Detalles de tarea:
Responda con base en el fragmento sobre los "arrancones":
1. ¿En qué programa presentó Danielle Dithurbide el reportaje?
2. ¿Qué se roban con los diablitos?
3. ¿Qué se compra por cientos para después revenderlo?

-------- Fragmento para leer

En Primero Noticias, el informativo matutino de Televisa, Danielle Dithurbide presentó la semana pasada un reportaje sobre “arrancones”.

La joya es un testimonio de uno de los participantes en estas competencias semiclandestinas: “No nos dan permiso, nada más nos dan chance”.

La frase me paralizó. Acababa de escuchar una exquisita y brutal síntesis de una vertiente de la cultura nacional.

La madre de un escolar le dice a su hijo: No entiendo cómo la maestra les da permiso de molestar a Rubén. Y el niño contesta: No nos da permiso, nada más nos da chance.

El venido de otro país, sorprendido, pregunta: ¿Y cómo es que las autoridades electorales les dan permiso a los partidos políticos de violar una y otra vez la ley electoral? Y el mexicano interrogado responde: no les dan permiso, nada más les dan chance.

Y cómo es que los dirigentes de los partidos políticos, y el sistema todo, les dan permiso a sus diputados de cobrar un moche a las autoridades municipales por cada asignación de recursos federales. No, ya se sabe, no les dan permiso, nada más les dan chance.

Señor secretario, señora presidenta municipal, señor director de obras, no me diga que los ciudadanos le dan permiso de cobrar una comisión por cada contrato que adjudica. No, permiso no me dan, nada más me dan chance.

¿Y quién le dio permiso a usted y a sus compañeros de robarse la luz con esos diablitos? No es que nos den permiso, jefe, nada más nos dan chance.

¿Y a aquel dirigente político, quién le da permiso de descalificar a los que no le aplauden, a llamar ladrón a quien sea, a acusar a todos de mafiosos sin probar nunca nada? Ah, no, permiso no, nada más le dan chance.

¿Y a usted, señor servidor público en ventanilla, quién le da permiso de exigir dinero para resolver un trámite? No, permiso no, nada más me dan chance.

¿Y a usted quién le da permiso de comprar cientos de boletos para el futbol y luego revenderlos? Si la cosa es que no me dan permiso, nada más me dan chance.

No me digas que te dan permiso de llegar tan tarde a clase, José. Claro que no, nada más me dan chance.

----------------
-------- Los datos

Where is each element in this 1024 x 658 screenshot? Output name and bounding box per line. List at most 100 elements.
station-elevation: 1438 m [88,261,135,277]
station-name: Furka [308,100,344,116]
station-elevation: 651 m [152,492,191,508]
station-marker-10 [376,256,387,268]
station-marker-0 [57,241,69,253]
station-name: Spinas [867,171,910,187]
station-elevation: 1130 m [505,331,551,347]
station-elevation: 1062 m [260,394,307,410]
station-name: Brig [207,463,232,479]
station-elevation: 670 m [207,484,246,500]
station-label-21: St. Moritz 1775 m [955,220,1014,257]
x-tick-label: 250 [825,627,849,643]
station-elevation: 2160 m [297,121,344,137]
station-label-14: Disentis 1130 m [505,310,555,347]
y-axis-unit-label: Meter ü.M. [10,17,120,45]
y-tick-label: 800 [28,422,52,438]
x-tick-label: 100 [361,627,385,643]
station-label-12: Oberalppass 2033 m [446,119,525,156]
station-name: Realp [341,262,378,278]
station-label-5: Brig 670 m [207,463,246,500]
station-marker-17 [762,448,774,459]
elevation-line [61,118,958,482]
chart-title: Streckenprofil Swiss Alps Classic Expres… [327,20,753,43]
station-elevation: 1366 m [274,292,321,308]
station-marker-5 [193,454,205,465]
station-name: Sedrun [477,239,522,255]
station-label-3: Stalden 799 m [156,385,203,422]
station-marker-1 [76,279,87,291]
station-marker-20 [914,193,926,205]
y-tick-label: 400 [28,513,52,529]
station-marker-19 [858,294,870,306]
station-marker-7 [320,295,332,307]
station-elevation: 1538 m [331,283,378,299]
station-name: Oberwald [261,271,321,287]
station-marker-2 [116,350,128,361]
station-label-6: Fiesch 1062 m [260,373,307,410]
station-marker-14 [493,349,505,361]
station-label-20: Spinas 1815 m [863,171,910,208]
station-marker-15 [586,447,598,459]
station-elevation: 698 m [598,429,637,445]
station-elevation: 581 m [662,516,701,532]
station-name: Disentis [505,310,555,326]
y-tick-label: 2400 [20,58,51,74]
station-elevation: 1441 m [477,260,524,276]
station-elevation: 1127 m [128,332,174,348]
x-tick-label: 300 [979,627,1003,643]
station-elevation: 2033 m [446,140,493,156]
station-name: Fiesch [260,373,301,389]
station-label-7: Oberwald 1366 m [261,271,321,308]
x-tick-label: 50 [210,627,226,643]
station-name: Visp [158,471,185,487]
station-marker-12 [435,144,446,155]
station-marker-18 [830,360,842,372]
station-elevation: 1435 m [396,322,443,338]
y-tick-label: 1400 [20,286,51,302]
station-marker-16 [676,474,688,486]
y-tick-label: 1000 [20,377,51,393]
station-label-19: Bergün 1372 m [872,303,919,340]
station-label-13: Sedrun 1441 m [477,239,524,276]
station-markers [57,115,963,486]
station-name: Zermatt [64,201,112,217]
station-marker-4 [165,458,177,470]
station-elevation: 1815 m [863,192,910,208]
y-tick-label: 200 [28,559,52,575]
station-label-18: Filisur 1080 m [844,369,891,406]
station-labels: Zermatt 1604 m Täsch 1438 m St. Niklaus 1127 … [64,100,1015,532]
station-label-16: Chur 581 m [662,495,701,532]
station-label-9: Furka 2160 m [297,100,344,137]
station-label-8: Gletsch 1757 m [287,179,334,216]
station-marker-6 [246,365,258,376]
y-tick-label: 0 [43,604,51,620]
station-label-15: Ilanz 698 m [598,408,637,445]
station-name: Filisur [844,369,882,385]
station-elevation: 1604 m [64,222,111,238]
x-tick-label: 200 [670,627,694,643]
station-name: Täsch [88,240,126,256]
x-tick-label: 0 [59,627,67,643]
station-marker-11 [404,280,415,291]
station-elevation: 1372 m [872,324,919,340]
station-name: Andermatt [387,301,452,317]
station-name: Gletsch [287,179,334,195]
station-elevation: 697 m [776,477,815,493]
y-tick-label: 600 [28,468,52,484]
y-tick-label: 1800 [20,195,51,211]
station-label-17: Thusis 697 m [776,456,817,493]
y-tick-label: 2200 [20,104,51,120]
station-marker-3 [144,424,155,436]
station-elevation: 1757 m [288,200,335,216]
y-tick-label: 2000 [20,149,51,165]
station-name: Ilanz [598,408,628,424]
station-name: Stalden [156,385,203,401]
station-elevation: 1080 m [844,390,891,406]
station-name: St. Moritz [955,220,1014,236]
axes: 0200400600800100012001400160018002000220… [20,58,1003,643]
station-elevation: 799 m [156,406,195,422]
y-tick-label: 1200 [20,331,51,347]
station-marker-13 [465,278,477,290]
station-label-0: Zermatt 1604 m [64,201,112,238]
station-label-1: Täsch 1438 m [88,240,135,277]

----------------

Solución del problema:
1. En Primero Noticias, el informativo matutino de Televisa.
2. La luz.
3. Boletos para el futbol.